• Given problem:
From the listing that follows, extract every line and set it down unaltered.

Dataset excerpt
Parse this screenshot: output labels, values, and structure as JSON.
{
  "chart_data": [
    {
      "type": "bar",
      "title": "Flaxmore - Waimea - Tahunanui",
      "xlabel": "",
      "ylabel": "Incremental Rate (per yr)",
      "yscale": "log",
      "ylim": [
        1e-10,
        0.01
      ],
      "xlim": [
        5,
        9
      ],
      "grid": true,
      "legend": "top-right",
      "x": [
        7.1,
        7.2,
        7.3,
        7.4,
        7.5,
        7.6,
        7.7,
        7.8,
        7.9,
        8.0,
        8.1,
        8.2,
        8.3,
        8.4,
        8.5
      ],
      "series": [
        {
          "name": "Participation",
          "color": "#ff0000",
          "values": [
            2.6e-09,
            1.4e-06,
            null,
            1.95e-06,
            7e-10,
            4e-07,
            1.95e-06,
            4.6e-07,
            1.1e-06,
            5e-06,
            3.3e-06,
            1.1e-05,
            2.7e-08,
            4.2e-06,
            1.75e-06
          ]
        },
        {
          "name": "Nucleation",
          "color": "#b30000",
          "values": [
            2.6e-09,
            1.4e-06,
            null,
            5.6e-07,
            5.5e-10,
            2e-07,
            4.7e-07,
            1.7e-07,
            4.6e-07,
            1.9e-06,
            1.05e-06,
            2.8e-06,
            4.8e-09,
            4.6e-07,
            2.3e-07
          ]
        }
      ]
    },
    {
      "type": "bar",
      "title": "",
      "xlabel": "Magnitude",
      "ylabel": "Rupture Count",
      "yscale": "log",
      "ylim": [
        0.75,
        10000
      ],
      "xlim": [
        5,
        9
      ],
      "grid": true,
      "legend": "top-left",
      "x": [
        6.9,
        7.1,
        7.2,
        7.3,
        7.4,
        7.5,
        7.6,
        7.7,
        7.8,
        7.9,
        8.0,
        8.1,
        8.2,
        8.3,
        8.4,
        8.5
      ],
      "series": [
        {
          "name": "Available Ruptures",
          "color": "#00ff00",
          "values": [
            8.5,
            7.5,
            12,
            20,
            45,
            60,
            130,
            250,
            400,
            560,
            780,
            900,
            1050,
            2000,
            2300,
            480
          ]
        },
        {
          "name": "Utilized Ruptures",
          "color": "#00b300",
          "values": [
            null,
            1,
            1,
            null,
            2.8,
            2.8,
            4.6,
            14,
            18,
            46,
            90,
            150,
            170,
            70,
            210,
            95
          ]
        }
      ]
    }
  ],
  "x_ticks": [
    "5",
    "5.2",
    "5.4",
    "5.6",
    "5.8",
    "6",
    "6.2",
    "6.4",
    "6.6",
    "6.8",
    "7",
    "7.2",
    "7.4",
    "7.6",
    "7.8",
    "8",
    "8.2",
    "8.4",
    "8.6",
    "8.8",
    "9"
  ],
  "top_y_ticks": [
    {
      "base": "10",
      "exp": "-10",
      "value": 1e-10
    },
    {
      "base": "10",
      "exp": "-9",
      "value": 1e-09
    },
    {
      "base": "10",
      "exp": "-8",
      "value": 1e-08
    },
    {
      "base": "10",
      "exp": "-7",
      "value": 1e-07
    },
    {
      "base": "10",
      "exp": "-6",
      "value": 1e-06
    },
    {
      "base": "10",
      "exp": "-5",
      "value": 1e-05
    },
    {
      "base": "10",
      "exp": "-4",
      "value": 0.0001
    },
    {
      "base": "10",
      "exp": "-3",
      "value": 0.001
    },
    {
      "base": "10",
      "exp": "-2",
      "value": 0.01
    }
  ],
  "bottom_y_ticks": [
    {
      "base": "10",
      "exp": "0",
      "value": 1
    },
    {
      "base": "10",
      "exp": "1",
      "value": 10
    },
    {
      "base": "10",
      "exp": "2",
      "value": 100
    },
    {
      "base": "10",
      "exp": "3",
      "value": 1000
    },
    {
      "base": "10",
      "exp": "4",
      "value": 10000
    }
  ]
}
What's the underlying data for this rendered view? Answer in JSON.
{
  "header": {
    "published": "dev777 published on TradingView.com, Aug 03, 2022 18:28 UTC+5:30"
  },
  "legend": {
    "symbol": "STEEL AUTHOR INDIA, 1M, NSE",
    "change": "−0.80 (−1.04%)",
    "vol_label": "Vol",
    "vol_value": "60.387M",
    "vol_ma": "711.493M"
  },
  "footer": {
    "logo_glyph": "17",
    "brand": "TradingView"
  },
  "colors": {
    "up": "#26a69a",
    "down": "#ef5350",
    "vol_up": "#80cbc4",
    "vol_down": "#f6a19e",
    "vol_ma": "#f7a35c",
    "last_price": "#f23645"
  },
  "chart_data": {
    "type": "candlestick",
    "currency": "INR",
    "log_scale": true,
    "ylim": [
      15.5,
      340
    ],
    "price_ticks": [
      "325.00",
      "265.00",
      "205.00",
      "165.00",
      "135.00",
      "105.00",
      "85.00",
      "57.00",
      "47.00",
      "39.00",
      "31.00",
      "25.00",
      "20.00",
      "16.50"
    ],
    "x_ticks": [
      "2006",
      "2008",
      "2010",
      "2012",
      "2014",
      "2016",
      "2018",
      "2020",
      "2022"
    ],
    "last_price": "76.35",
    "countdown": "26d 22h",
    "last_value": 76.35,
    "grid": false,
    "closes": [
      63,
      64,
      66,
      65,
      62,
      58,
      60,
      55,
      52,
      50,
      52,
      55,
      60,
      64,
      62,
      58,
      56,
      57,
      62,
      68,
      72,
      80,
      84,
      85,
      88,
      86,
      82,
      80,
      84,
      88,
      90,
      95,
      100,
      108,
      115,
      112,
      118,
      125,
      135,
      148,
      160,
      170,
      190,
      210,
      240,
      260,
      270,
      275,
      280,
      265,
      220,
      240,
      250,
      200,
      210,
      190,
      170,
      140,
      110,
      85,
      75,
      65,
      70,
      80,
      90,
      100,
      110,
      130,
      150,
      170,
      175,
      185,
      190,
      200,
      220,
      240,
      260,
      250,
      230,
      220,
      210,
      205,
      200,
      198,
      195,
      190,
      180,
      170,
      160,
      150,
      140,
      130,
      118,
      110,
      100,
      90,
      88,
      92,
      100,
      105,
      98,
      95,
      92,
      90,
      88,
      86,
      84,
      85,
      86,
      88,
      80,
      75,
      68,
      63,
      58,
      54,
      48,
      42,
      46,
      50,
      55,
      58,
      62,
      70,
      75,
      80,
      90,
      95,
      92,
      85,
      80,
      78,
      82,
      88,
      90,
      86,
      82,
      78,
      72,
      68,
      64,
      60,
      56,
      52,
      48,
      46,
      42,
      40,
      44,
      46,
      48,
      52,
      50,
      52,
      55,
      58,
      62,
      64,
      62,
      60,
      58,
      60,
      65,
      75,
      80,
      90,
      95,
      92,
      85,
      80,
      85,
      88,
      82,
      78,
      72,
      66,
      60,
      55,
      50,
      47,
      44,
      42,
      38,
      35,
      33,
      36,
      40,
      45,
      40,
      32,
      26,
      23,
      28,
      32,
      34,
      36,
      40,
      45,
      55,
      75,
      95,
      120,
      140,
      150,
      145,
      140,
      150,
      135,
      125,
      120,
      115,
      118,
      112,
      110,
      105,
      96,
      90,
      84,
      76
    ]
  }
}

• Final result:
Parse this screenshot: output labels, values, and structure as JSON.
{
  "chart_data": [
    {
      "type": "bar",
      "title": "Flaxmore - Waimea - Tahunanui",
      "xlabel": "",
      "ylabel": "Incremental Rate (per yr)",
      "yscale": "log",
      "ylim": [
        1e-10,
        0.01
      ],
      "xlim": [
        5,
        9
      ],
      "grid": true,
      "legend": "top-right",
      "x": [
        7.1,
        7.2,
        7.3,
        7.4,
        7.5,
        7.6,
        7.7,
        7.8,
        7.9,
        8.0,
        8.1,
        8.2,
        8.3,
        8.4,
        8.5
      ],
      "series": [
        {
          "name": "Participation",
          "color": "#ff0000",
          "values": [
            2.6e-09,
            1.4e-06,
            null,
            1.95e-06,
            7e-10,
            4e-07,
            1.95e-06,
            4.6e-07,
            1.1e-06,
            5e-06,
            3.3e-06,
            1.1e-05,
            2.7e-08,
            4.2e-06,
            1.75e-06
          ]
        },
        {
          "name": "Nucleation",
          "color": "#b30000",
          "values": [
            2.6e-09,
            1.4e-06,
            null,
            5.6e-07,
            5.5e-10,
            2e-07,
            4.7e-07,
            1.7e-07,
            4.6e-07,
            1.9e-06,
            1.05e-06,
            2.8e-06,
            4.8e-09,
            4.6e-07,
            2.3e-07
          ]
        }
      ]
    },
    {
      "type": "bar",
      "title": "",
      "xlabel": "Magnitude",
      "ylabel": "Rupture Count",
      "yscale": "log",
      "ylim": [
        0.75,
        10000
      ],
      "xlim": [
        5,
        9
      ],
      "grid": true,
      "legend": "top-left",
      "x": [
        6.9,
        7.1,
        7.2,
        7.3,
        7.4,
        7.5,
        7.6,
        7.7,
        7.8,
        7.9,
        8.0,
        8.1,
        8.2,
        8.3,
        8.4,
        8.5
      ],
      "series": [
        {
          "name": "Available Ruptures",
          "color": "#00ff00",
          "values": [
            8.5,
            7.5,
            12,
            20,
            45,
            60,
            130,
            250,
            400,
            560,
            780,
            900,
            1050,
            2000,
            2300,
            480
          ]
        },
        {
          "name": "Utilized Ruptures",
          "color": "#00b300",
          "values": [
            null,
            1,
            1,
            null,
            2.8,
            2.8,
            4.6,
            14,
            18,
            46,
            90,
            150,
            170,
            70,
            210,
            95
          ]
        }
      ]
    }
  ],
  "x_ticks": [
    "5",
    "5.2",
    "5.4",
    "5.6",
    "5.8",
    "6",
    "6.2",
    "6.4",
    "6.6",
    "6.8",
    "7",
    "7.2",
    "7.4",
    "7.6",
    "7.8",
    "8",
    "8.2",
    "8.4",
    "8.6",
    "8.8",
    "9"
  ],
  "top_y_ticks": [
    {
      "base": "10",
      "exp": "-10",
      "value": 1e-10
    },
    {
      "base": "10",
      "exp": "-9",
      "value": 1e-09
    },
    {
      "base": "10",
      "exp": "-8",
      "value": 1e-08
    },
    {
      "base": "10",
      "exp": "-7",
      "value": 1e-07
    },
    {
      "base": "10",
      "exp": "-6",
      "value": 1e-06
    },
    {
      "base": "10",
      "exp": "-5",
      "value": 1e-05
    },
    {
      "base": "10",
      "exp": "-4",
      "value": 0.0001
    },
    {
      "base": "10",
      "exp": "-3",
      "value": 0.001
    },
    {
      "base": "10",
      "exp": "-2",
      "value": 0.01
    }
  ],
  "bottom_y_ticks": [
    {
      "base": "10",
      "exp": "0",
      "value": 1
    },
    {
      "base": "10",
      "exp": "1",
      "value": 10
    },
    {
      "base": "10",
      "exp": "2",
      "value": 100
    },
    {
      "base": "10",
      "exp": "3",
      "value": 1000
    },
    {
      "base": "10",
      "exp": "4",
      "value": 10000
    }
  ]
}
What's the underlying data for this rendered view? Answer in JSON.
{
  "header": {
    "published": "dev777 published on TradingView.com, Aug 03, 2022 18:28 UTC+5:30"
  },
  "legend": {
    "symbol": "STEEL AUTHOR INDIA, 1M, NSE",
    "change": "−0.80 (−1.04%)",
    "vol_label": "Vol",
    "vol_value": "60.387M",
    "vol_ma": "711.493M"
  },
  "footer": {
    "logo_glyph": "17",
    "brand": "TradingView"
  },
  "colors": {
    "up": "#26a69a",
    "down": "#ef5350",
    "vol_up": "#80cbc4",
    "vol_down": "#f6a19e",
    "vol_ma": "#f7a35c",
    "last_price": "#f23645"
  },
  "chart_data": {
    "type": "candlestick",
    "currency": "INR",
    "log_scale": true,
    "ylim": [
      15.5,
      340
    ],
    "price_ticks": [
      "325.00",
      "265.00",
      "205.00",
      "165.00",
      "135.00",
      "105.00",
      "85.00",
      "57.00",
      "47.00",
      "39.00",
      "31.00",
      "25.00",
      "20.00",
      "16.50"
    ],
    "x_ticks": [
      "2006",
      "2008",
      "2010",
      "2012",
      "2014",
      "2016",
      "2018",
      "2020",
      "2022"
    ],
    "last_price": "76.35",
    "countdown": "26d 22h",
    "last_value": 76.35,
    "grid": false,
    "closes": [
      63,
      64,
      66,
      65,
      62,
      58,
      60,
      55,
      52,
      50,
      52,
      55,
      60,
      64,
      62,
      58,
      56,
      57,
      62,
      68,
      72,
      80,
      84,
      85,
      88,
      86,
      82,
      80,
      84,
      88,
      90,
      95,
      100,
      108,
      115,
      112,
      118,
      125,
      135,
      148,
      160,
      170,
      190,
      210,
      240,
      260,
      270,
      275,
      280,
      265,
      220,
      240,
      250,
      200,
      210,
      190,
      170,
      140,
      110,
      85,
      75,
      65,
      70,
      80,
      90,
      100,
      110,
      130,
      150,
      170,
      175,
      185,
      190,
      200,
      220,
      240,
      260,
      250,
      230,
      220,
      210,
      205,
      200,
      198,
      195,
      190,
      180,
      170,
      160,
      150,
      140,
      130,
      118,
      110,
      100,
      90,
      88,
      92,
      100,
      105,
      98,
      95,
      92,
      90,
      88,
      86,
      84,
      85,
      86,
      88,
      80,
      75,
      68,
      63,
      58,
      54,
      48,
      42,
      46,
      50,
      55,
      58,
      62,
      70,
      75,
      80,
      90,
      95,
      92,
      85,
      80,
      78,
      82,
      88,
      90,
      86,
      82,
      78,
      72,
      68,
      64,
      60,
      56,
      52,
      48,
      46,
      42,
      40,
      44,
      46,
      48,
      52,
      50,
      52,
      55,
      58,
      62,
      64,
      62,
      60,
      58,
      60,
      65,
      75,
      80,
      90,
      95,
      92,
      85,
      80,
      85,
      88,
      82,
      78,
      72,
      66,
      60,
      55,
      50,
      47,
      44,
      42,
      38,
      35,
      33,
      36,
      40,
      45,
      40,
      32,
      26,
      23,
      28,
      32,
      34,
      36,
      40,
      45,
      55,
      75,
      95,
      120,
      140,
      150,
      145,
      140,
      150,
      135,
      125,
      120,
      115,
      118,
      112,
      110,
      105,
      96,
      90,
      84,
      76
    ]
  }
}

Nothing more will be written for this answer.